#### Exercise aim
Every record must be repeated exactly, with no omission.
[start of Material provided]
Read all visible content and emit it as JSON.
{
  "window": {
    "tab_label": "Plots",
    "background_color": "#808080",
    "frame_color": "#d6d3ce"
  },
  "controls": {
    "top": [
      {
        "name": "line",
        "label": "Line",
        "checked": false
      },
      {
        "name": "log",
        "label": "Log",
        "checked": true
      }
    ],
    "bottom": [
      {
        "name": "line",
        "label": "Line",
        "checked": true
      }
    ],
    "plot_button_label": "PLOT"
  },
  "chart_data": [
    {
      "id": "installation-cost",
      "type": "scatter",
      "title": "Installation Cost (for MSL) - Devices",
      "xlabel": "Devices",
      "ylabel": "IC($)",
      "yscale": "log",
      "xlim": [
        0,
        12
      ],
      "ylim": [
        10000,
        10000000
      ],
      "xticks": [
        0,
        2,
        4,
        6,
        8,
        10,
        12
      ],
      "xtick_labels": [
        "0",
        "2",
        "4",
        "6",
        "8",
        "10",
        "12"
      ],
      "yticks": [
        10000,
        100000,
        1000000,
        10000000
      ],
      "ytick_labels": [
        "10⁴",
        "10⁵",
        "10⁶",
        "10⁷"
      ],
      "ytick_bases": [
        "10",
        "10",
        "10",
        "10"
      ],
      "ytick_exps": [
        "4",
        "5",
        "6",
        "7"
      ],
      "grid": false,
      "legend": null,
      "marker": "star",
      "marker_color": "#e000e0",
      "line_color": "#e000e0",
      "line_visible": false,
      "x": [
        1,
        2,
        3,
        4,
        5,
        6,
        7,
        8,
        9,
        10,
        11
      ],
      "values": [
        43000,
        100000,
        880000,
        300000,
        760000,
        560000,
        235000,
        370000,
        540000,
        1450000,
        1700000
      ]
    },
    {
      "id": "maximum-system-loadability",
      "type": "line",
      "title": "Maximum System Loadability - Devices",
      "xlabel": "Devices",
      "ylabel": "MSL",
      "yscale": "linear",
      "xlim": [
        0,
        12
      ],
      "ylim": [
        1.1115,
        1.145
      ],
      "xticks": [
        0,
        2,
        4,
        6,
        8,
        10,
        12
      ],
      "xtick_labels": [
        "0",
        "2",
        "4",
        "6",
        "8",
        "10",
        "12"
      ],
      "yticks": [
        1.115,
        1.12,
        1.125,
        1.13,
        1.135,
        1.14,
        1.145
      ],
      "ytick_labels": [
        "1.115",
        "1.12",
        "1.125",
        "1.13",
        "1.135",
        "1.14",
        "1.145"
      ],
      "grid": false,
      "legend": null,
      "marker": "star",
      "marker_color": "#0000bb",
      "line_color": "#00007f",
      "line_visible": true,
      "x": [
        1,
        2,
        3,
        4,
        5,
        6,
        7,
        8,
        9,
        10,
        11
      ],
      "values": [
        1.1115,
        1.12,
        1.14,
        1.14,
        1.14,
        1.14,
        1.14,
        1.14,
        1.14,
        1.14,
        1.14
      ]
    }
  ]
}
[end of Material provided]
#### Result of this task
Read all visible content and emit it as JSON.
{
  "window": {
    "tab_label": "Plots",
    "background_color": "#808080",
    "frame_color": "#d6d3ce"
  },
  "controls": {
    "top": [
      {
        "name": "line",
        "label": "Line",
        "checked": false
      },
      {
        "name": "log",
        "label": "Log",
        "checked": true
      }
    ],
    "bottom": [
      {
        "name": "line",
        "label": "Line",
        "checked": true
      }
    ],
    "plot_button_label": "PLOT"
  },
  "chart_data": [
    {
      "id": "installation-cost",
      "type": "scatter",
      "title": "Installation Cost (for MSL) - Devices",
      "xlabel": "Devices",
      "ylabel": "IC($)",
      "yscale": "log",
      "xlim": [
        0,
        12
      ],
      "ylim": [
        10000,
        10000000
      ],
      "xticks": [
        0,
        2,
        4,
        6,
        8,
        10,
        12
      ],
      "xtick_labels": [
        "0",
        "2",
        "4",
        "6",
        "8",
        "10",
        "12"
      ],
      "yticks": [
        10000,
        100000,
        1000000,
        10000000
      ],
      "ytick_labels": [
        "10⁴",
        "10⁵",
        "10⁶",
        "10⁷"
      ],
      "ytick_bases": [
        "10",
        "10",
        "10",
        "10"
      ],
      "ytick_exps": [
        "4",
        "5",
        "6",
        "7"
      ],
      "grid": false,
      "legend": null,
      "marker": "star",
      "marker_color": "#e000e0",
      "line_color": "#e000e0",
      "line_visible": false,
      "x": [
        1,
        2,
        3,
        4,
        5,
        6,
        7,
        8,
        9,
        10,
        11
      ],
      "values": [
        43000,
        100000,
        880000,
        300000,
        760000,
        560000,
        235000,
        370000,
        540000,
        1450000,
        1700000
      ]
    },
    {
      "id": "maximum-system-loadability",
      "type": "line",
      "title": "Maximum System Loadability - Devices",
      "xlabel": "Devices",
      "ylabel": "MSL",
      "yscale": "linear",
      "xlim": [
        0,
        12
      ],
      "ylim": [
        1.1115,
        1.145
      ],
      "xticks": [
        0,
        2,
        4,
        6,
        8,
        10,
        12
      ],
      "xtick_labels": [
        "0",
        "2",
        "4",
        "6",
        "8",
        "10",
        "12"
      ],
      "yticks": [
        1.115,
        1.12,
        1.125,
        1.13,
        1.135,
        1.14,
        1.145
      ],
      "ytick_labels": [
        "1.115",
        "1.12",
        "1.125",
        "1.13",
        "1.135",
        "1.14",
        "1.145"
      ],
      "grid": false,
      "legend": null,
      "marker": "star",
      "marker_color": "#0000bb",
      "line_color": "#00007f",
      "line_visible": true,
      "x": [
        1,
        2,
        3,
        4,
        5,
        6,
        7,
        8,
        9,
        10,
        11
      ],
      "values": [
        1.1115,
        1.12,
        1.14,
        1.14,
        1.14,
        1.14,
        1.14,
        1.14,
        1.14,
        1.14,
        1.14
      ]
    }
  ]
}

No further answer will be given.